THE PROBLEM = Write out the data below exactly as given, without any of its pictures.

+++ RECORDS SUPPLIED

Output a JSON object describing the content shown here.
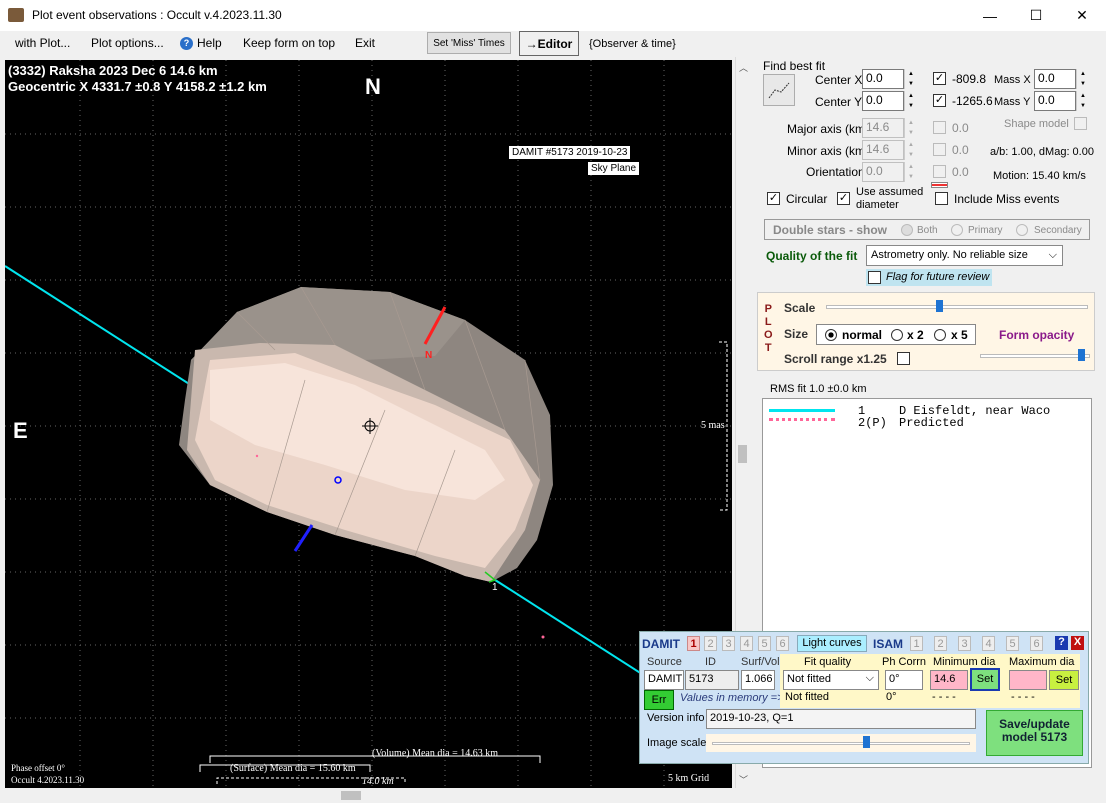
{
  "window": {
    "title": "Plot event observations : Occult v.4.2023.11.30",
    "minimize": "—",
    "maximize": "☐",
    "close": "✕"
  },
  "menu": {
    "with_plot": "with Plot...",
    "plot_options": "Plot options...",
    "help": "Help",
    "keep_on_top": "Keep form on top",
    "exit": "Exit",
    "set_miss": "Set 'Miss' Times",
    "editor": "→Editor",
    "observer_time": "{Observer & time}"
  },
  "plot": {
    "title_line1": "(3332) Raksha  2023 Dec 6   14.6 km",
    "title_line2": "Geocentric  X  4331.7 ±0.8  Y 4158.2 ±1.2 km",
    "north": "N",
    "east": "E",
    "damit_label1": "DAMIT #5173 2019-10-23",
    "damit_label2": "Sky Plane",
    "scale_mas": "5 mas",
    "phase_offset": "Phase offset 0°",
    "occult_ver": "Occult 4.2023.11.30",
    "volume_dia": "(Volume) Mean dia = 14.63 km",
    "surface_dia": "(Surface) Mean dia = 15.60 km",
    "dia_14": "14.0 km",
    "grid": "5 km Grid",
    "chord_num": "1",
    "marker_n": "N"
  },
  "fit": {
    "find_best_fit": "Find best fit",
    "center_x_label": "Center X",
    "center_x": "0.0",
    "center_y_label": "Center Y",
    "center_y": "0.0",
    "cx_val": "-809.8",
    "cy_val": "-1265.6",
    "mass_x_label": "Mass X",
    "mass_x": "0.0",
    "mass_y_label": "Mass Y",
    "mass_y": "0.0",
    "major_label": "Major axis (km)",
    "major": "14.6",
    "major_c": "0.0",
    "minor_label": "Minor axis (km)",
    "minor": "14.6",
    "minor_c": "0.0",
    "orient_label": "Orientation",
    "orient": "0.0",
    "orient_c": "0.0",
    "shape_model": "Shape model",
    "ab_dmag": "a/b: 1.00, dMag: 0.00",
    "motion": "Motion: 15.40 km/s",
    "circular": "Circular",
    "use_assumed": "Use assumed",
    "diameter": "diameter",
    "include_miss": "Include Miss events",
    "double_stars": "Double stars - show",
    "both": "Both",
    "primary": "Primary",
    "secondary": "Secondary",
    "quality_label": "Quality of the fit",
    "quality_value": "Astrometry only. No reliable size",
    "flag_review": "Flag for future review"
  },
  "plotctl": {
    "plot_letters": [
      "P",
      "L",
      "O",
      "T"
    ],
    "scale": "Scale",
    "size": "Size",
    "normal": "normal",
    "x2": "x 2",
    "x5": "x 5",
    "form_opacity": "Form opacity",
    "scroll_range": "Scroll range x1.25",
    "scale_level": 0.43,
    "opacity_level": 0.95
  },
  "rms": "RMS fit 1.0 ±0.0 km",
  "legend": [
    {
      "num": "1",
      "name": "D Eisfeldt, near Waco",
      "color": "#00e5ee"
    },
    {
      "num": "2(P)",
      "name": "Predicted",
      "color": "#ff6699"
    }
  ],
  "damit": {
    "damit": "DAMIT",
    "tabs": [
      "1",
      "2",
      "3",
      "4",
      "5",
      "6"
    ],
    "light_curves": "Light curves",
    "isam": "ISAM",
    "isam_tabs": [
      "1",
      "2",
      "3",
      "4",
      "5",
      "6"
    ],
    "help": "?",
    "close": "X",
    "source_h": "Source",
    "id_h": "ID",
    "surf_h": "Surf/Vol",
    "source": "DAMIT",
    "id": "5173",
    "surf": "1.066",
    "err": "Err",
    "values_mem": "Values in memory =>",
    "fit_quality_h": "Fit quality",
    "fit_quality": "Not fitted",
    "fit_quality2": "Not fitted",
    "ph_corr_h": "Ph Corrn",
    "ph_corr": "0°",
    "ph_corr2": "0°",
    "min_dia_h": "Minimum dia",
    "min_dia": "14.6",
    "min_dash": "- - - -",
    "max_dia_h": "Maximum dia",
    "max_dia": "",
    "max_dash": "- - - -",
    "set": "Set",
    "version_label": "Version info",
    "version": "2019-10-23, Q=1",
    "image_scale": "Image scale",
    "save": "Save/update model 5173",
    "image_scale_level": 0.6
  },
  "colors": {
    "chord": "#00e5ee",
    "north_marker": "#ff2020",
    "south_marker": "#2020ff",
    "green_btn": "#7ee07e",
    "pink": "#ffb6c8"
  }
}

++++++

EXERCISE ANSWER =
Output a JSON object describing the content shown here.
{
  "window": {
    "title": "Plot event observations : Occult v.4.2023.11.30",
    "minimize": "—",
    "maximize": "☐",
    "close": "✕"
  },
  "menu": {
    "with_plot": "with Plot...",
    "plot_options": "Plot options...",
    "help": "Help",
    "keep_on_top": "Keep form on top",
    "exit": "Exit",
    "set_miss": "Set 'Miss' Times",
    "editor": "→Editor",
    "observer_time": "{Observer & time}"
  },
  "plot": {
    "title_line1": "(3332) Raksha  2023 Dec 6   14.6 km",
    "title_line2": "Geocentric  X  4331.7 ±0.8  Y 4158.2 ±1.2 km",
    "north": "N",
    "east": "E",
    "damit_label1": "DAMIT #5173 2019-10-23",
    "damit_label2": "Sky Plane",
    "scale_mas": "5 mas",
    "phase_offset": "Phase offset 0°",
    "occult_ver": "Occult 4.2023.11.30",
    "volume_dia": "(Volume) Mean dia = 14.63 km",
    "surface_dia": "(Surface) Mean dia = 15.60 km",
    "dia_14": "14.0 km",
    "grid": "5 km Grid",
    "chord_num": "1",
    "marker_n": "N"
  },
  "fit": {
    "find_best_fit": "Find best fit",
    "center_x_label": "Center X",
    "center_x": "0.0",
    "center_y_label": "Center Y",
    "center_y": "0.0",
    "cx_val": "-809.8",
    "cy_val": "-1265.6",
    "mass_x_label": "Mass X",
    "mass_x": "0.0",
    "mass_y_label": "Mass Y",
    "mass_y": "0.0",
    "major_label": "Major axis (km)",
    "major": "14.6",
    "major_c": "0.0",
    "minor_label": "Minor axis (km)",
    "minor": "14.6",
    "minor_c": "0.0",
    "orient_label": "Orientation",
    "orient": "0.0",
    "orient_c": "0.0",
    "shape_model": "Shape model",
    "ab_dmag": "a/b: 1.00, dMag: 0.00",
    "motion": "Motion: 15.40 km/s",
    "circular": "Circular",
    "use_assumed": "Use assumed",
    "diameter": "diameter",
    "include_miss": "Include Miss events",
    "double_stars": "Double stars - show",
    "both": "Both",
    "primary": "Primary",
    "secondary": "Secondary",
    "quality_label": "Quality of the fit",
    "quality_value": "Astrometry only. No reliable size",
    "flag_review": "Flag for future review"
  },
  "plotctl": {
    "plot_letters": [
      "P",
      "L",
      "O",
      "T"
    ],
    "scale": "Scale",
    "size": "Size",
    "normal": "normal",
    "x2": "x 2",
    "x5": "x 5",
    "form_opacity": "Form opacity",
    "scroll_range": "Scroll range x1.25",
    "scale_level": 0.43,
    "opacity_level": 0.95
  },
  "rms": "RMS fit 1.0 ±0.0 km",
  "legend": [
    {
      "num": "1",
      "name": "D Eisfeldt, near Waco",
      "color": "#00e5ee"
    },
    {
      "num": "2(P)",
      "name": "Predicted",
      "color": "#ff6699"
    }
  ],
  "damit": {
    "damit": "DAMIT",
    "tabs": [
      "1",
      "2",
      "3",
      "4",
      "5",
      "6"
    ],
    "light_curves": "Light curves",
    "isam": "ISAM",
    "isam_tabs": [
      "1",
      "2",
      "3",
      "4",
      "5",
      "6"
    ],
    "help": "?",
    "close": "X",
    "source_h": "Source",
    "id_h": "ID",
    "surf_h": "Surf/Vol",
    "source": "DAMIT",
    "id": "5173",
    "surf": "1.066",
    "err": "Err",
    "values_mem": "Values in memory =>",
    "fit_quality_h": "Fit quality",
    "fit_quality": "Not fitted",
    "fit_quality2": "Not fitted",
    "ph_corr_h": "Ph Corrn",
    "ph_corr": "0°",
    "ph_corr2": "0°",
    "min_dia_h": "Minimum dia",
    "min_dia": "14.6",
    "min_dash": "- - - -",
    "max_dia_h": "Maximum dia",
    "max_dia": "",
    "max_dash": "- - - -",
    "set": "Set",
    "version_label": "Version info",
    "version": "2019-10-23, Q=1",
    "image_scale": "Image scale",
    "save": "Save/update model 5173",
    "image_scale_level": 0.6
  },
  "colors": {
    "chord": "#00e5ee",
    "north_marker": "#ff2020",
    "south_marker": "#2020ff",
    "green_btn": "#7ee07e",
    "pink": "#ffb6c8"
  }
}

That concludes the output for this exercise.